PASSAGE SHOWN

------------------------------------------------

A Novice’s Guide to Hyperparameter Optimization at Scale

A Novice’s Guide to Hyperparameter Optimization at Scale

TL;DR: Running HPO at scale is important and Ray Tune makes that easy. When considering what HPO strategies to use for your project, start by choosing a scheduler — it can massively improve performance — with random search and build complexity as needed. When in doubt, ASHA is a good default scheduler.

Acknowledgements: I want to thank Zachary Ulissi (CMU), Mustafa Mustafa (NERSC), and Richard Liaw (Ray Tune) for making this work possible.

Table of Contents:

Introduction

Despite the tremendous success of machine learning (ML), modern algorithms still depend on a variety of free non-trainable hyperparameters. Ultimately, our ability to select quality hyperparameters governs the performance for a given model. In the past, and even some currently, hyperparameters were hand selected through trial and error. An entire field has been dedicated to improving this selection process; it is referred to as hyperparameter optimization (HPO). Inherently, HPO requires testing many different hyperparameter configurations and as a result can benefit tremendously from massively parallel resources like the Perlmutter system we are building at the National Energy Research Scientific Computing Center (NERSC). As we prepare for Perlmutter, we wanted to explore the multitude of HPO frameworks and strategies that exist on a model of interest. This article is a product of that exploration and is intended to provide an introduction to HPO methods and guidance on running HPO at scale based on my recent experiences and results.

Disclaimer; this article contains plenty of general non-software specific information about HPO, but there is a bias for free open source software that is applicable to our systems at NERSC.

Scalable HPO with Ray Tune

Being able to leverage the power of modern compute resources to run HPO at scale is important to efficiently search hyperparameter space — especially in the time of deep learning (DL) where the size of neural networks continues to increase. Luckily for all of us, the folks at Ray Tune have made scalable HPO easy. Below is a graphic of the general procedure to run Ray Tune at NERSC. Ray Tune is an open-source python library for distributed HPO built on Ray. Some highlights of Ray Tune: - Supports any ML framework - Internally handles job scheduling based on the resources available - Integrates with external optimization packages (e.g. Ax, Dragonfly, HyperOpt, SigOpt) - Implements state-of-the-art schedulers (e.g. ASHA, AHB, PBT)

I have enjoyed using Ray Tune, but if you choose a different HPO framework, no worries, there is still plenty of general information in this article.

------------------------------------------------

WHAT YOU NEED TO DO
[1] Answer the following from the guide on hyperparameter optimization:
(a) Which scheduler does the guide call a good default when in doubt?
(b) At which center is the Perlmutter system being built?
(c) On what is Ray Tune built?
[2] Quote verbatim the portion of the hyperparameter optimization guide that opens with the words containing "Being able to" and closes with "in this article.".

------------------------------------------------

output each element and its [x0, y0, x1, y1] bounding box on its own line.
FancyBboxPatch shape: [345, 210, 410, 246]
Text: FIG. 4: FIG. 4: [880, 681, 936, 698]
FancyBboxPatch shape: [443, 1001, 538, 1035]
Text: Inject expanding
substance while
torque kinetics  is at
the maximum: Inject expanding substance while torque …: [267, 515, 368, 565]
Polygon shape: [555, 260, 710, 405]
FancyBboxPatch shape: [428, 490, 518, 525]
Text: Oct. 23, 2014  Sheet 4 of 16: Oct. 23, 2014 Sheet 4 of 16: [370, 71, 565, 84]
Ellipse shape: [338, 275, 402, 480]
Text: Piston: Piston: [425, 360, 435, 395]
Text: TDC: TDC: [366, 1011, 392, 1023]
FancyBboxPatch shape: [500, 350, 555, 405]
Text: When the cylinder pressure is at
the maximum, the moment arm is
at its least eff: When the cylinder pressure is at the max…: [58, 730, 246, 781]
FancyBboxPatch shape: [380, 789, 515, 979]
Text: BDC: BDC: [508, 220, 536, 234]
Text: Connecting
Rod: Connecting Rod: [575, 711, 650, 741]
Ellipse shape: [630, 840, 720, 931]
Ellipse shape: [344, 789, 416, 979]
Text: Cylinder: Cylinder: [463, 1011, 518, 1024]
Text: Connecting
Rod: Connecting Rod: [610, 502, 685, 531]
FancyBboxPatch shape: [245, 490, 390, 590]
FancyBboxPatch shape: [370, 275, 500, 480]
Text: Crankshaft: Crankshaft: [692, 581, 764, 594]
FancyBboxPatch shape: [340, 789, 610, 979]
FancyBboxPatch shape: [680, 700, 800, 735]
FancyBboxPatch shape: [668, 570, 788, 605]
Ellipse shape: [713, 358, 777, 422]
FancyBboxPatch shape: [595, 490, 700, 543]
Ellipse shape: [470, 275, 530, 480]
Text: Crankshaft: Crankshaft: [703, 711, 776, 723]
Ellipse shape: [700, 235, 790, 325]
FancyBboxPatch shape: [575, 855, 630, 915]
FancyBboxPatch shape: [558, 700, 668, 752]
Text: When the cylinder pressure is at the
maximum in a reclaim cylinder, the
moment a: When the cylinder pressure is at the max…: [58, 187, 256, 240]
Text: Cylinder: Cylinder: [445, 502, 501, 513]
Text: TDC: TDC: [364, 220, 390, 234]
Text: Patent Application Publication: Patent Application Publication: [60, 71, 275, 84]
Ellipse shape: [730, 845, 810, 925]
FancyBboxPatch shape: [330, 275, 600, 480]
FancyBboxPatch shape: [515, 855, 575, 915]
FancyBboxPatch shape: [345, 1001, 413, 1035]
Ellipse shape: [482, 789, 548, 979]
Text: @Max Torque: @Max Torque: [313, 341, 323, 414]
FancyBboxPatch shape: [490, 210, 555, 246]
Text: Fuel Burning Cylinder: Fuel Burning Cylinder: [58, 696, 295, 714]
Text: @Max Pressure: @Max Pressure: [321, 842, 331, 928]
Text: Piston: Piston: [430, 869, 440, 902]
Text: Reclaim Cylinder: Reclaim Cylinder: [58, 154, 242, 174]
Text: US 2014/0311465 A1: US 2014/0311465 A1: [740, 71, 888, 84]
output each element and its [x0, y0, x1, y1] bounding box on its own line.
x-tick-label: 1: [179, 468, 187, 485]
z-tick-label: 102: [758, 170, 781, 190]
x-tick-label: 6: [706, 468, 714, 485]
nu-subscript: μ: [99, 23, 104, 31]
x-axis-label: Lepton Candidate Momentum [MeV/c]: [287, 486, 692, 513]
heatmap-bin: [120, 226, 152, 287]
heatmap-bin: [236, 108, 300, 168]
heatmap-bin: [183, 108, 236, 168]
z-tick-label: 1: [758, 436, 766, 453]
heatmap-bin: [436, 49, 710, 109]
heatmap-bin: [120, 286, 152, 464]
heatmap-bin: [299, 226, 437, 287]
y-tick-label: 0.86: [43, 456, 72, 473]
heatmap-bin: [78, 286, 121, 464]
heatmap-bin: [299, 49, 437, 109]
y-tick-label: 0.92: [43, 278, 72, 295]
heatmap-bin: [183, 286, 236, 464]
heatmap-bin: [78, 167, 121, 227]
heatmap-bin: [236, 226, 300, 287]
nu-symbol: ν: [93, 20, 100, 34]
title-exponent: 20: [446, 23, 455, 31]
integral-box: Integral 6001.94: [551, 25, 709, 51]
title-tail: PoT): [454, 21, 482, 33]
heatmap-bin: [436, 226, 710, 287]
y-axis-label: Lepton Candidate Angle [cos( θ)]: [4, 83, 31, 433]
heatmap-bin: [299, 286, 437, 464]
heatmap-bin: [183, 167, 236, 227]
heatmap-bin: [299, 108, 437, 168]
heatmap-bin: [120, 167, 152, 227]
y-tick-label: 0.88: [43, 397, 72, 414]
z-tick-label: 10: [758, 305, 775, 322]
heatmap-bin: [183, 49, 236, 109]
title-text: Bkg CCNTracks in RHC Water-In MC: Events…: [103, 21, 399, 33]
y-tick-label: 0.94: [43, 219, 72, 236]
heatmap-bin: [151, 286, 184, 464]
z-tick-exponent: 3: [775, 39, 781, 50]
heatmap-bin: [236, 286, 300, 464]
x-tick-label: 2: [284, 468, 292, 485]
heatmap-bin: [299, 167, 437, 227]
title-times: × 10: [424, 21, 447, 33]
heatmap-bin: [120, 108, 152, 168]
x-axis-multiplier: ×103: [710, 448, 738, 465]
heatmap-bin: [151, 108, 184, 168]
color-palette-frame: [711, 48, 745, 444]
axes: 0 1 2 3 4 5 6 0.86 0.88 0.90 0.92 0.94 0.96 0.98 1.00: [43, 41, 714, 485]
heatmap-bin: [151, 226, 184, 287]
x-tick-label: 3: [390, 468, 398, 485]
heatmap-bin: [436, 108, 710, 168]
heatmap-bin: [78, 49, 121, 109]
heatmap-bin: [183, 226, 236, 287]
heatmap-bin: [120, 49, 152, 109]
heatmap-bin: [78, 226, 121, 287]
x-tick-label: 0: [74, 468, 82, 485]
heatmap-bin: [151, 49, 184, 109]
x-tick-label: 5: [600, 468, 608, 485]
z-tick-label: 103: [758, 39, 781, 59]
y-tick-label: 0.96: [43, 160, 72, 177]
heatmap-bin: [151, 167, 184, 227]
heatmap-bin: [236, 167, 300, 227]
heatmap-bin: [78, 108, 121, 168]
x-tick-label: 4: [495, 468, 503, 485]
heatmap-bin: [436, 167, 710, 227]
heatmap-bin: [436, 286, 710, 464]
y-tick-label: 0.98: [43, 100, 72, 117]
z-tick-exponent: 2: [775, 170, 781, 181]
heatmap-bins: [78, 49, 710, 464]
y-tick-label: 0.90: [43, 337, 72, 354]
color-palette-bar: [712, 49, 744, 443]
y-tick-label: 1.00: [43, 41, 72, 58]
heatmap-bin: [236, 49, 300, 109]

------------------------------------------------

ANSWERS TO THE PROBLEMS
[1]
(a) ASHA
(b) The National Energy Research Scientific Computing Center (NERSC)
(c) Ray

[2]
Being able to leverage the power of modern compute resources to run HPO at scale is important to efficiently search hyperparameter space — especially in the time of deep learning (DL) where the size of neural networks continues to increase. Luckily for all of us, the folks at Ray Tune have made scalable HPO easy. Below is a graphic of the general procedure to run Ray Tune at NERSC. Ray Tune is an open-source python library for distributed HPO built on Ray. Some highlights of Ray Tune: - Supports any ML framework - Internally handles job scheduling based on the resources available - Integrates with external optimization packages (e.g. Ax, Dragonfly, HyperOpt, SigOpt) - Implements state-of-the-art schedulers (e.g. ASHA, AHB, PBT)

I have enjoyed using Ray Tune, but if you choose a different HPO framework, no worries, there is still plenty of general information in this article.